Exercise:
Return the whole listing exactly as it stands.

----- Dataset records -----

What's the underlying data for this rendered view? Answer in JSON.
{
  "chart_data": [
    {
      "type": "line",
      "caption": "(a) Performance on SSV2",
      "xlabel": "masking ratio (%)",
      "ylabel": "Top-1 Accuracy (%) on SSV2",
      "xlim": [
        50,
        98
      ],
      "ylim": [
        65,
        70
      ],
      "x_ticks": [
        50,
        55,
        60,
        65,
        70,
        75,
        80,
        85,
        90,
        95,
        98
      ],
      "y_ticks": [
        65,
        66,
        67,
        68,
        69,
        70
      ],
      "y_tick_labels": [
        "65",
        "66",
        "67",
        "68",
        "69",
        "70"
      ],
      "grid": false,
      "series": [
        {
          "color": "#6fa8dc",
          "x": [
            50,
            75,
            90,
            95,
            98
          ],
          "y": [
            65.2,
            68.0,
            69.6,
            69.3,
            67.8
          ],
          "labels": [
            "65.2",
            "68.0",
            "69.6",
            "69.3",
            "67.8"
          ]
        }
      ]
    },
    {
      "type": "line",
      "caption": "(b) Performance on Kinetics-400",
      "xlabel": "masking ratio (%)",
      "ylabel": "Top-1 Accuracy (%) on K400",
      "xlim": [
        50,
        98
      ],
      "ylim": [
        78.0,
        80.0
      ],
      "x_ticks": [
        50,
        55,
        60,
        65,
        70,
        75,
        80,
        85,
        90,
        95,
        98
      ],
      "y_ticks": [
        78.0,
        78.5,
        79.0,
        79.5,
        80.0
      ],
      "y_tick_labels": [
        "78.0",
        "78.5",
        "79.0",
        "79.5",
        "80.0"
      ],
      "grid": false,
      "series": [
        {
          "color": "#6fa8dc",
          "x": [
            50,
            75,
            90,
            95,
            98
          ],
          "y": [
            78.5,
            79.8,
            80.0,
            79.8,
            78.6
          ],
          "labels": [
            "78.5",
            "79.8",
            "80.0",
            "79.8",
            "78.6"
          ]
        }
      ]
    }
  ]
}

-----

Finished exercise:
What's the underlying data for this rendered view? Answer in JSON.
{
  "chart_data": [
    {
      "type": "line",
      "caption": "(a) Performance on SSV2",
      "xlabel": "masking ratio (%)",
      "ylabel": "Top-1 Accuracy (%) on SSV2",
      "xlim": [
        50,
        98
      ],
      "ylim": [
        65,
        70
      ],
      "x_ticks": [
        50,
        55,
        60,
        65,
        70,
        75,
        80,
        85,
        90,
        95,
        98
      ],
      "y_ticks": [
        65,
        66,
        67,
        68,
        69,
        70
      ],
      "y_tick_labels": [
        "65",
        "66",
        "67",
        "68",
        "69",
        "70"
      ],
      "grid": false,
      "series": [
        {
          "color": "#6fa8dc",
          "x": [
            50,
            75,
            90,
            95,
            98
          ],
          "y": [
            65.2,
            68.0,
            69.6,
            69.3,
            67.8
          ],
          "labels": [
            "65.2",
            "68.0",
            "69.6",
            "69.3",
            "67.8"
          ]
        }
      ]
    },
    {
      "type": "line",
      "caption": "(b) Performance on Kinetics-400",
      "xlabel": "masking ratio (%)",
      "ylabel": "Top-1 Accuracy (%) on K400",
      "xlim": [
        50,
        98
      ],
      "ylim": [
        78.0,
        80.0
      ],
      "x_ticks": [
        50,
        55,
        60,
        65,
        70,
        75,
        80,
        85,
        90,
        95,
        98
      ],
      "y_ticks": [
        78.0,
        78.5,
        79.0,
        79.5,
        80.0
      ],
      "y_tick_labels": [
        "78.0",
        "78.5",
        "79.0",
        "79.5",
        "80.0"
      ],
      "grid": false,
      "series": [
        {
          "color": "#6fa8dc",
          "x": [
            50,
            75,
            90,
            95,
            98
          ],
          "y": [
            78.5,
            79.8,
            80.0,
            79.8,
            78.6
          ],
          "labels": [
            "78.5",
            "79.8",
            "80.0",
            "79.8",
            "78.6"
          ]
        }
      ]
    }
  ]
}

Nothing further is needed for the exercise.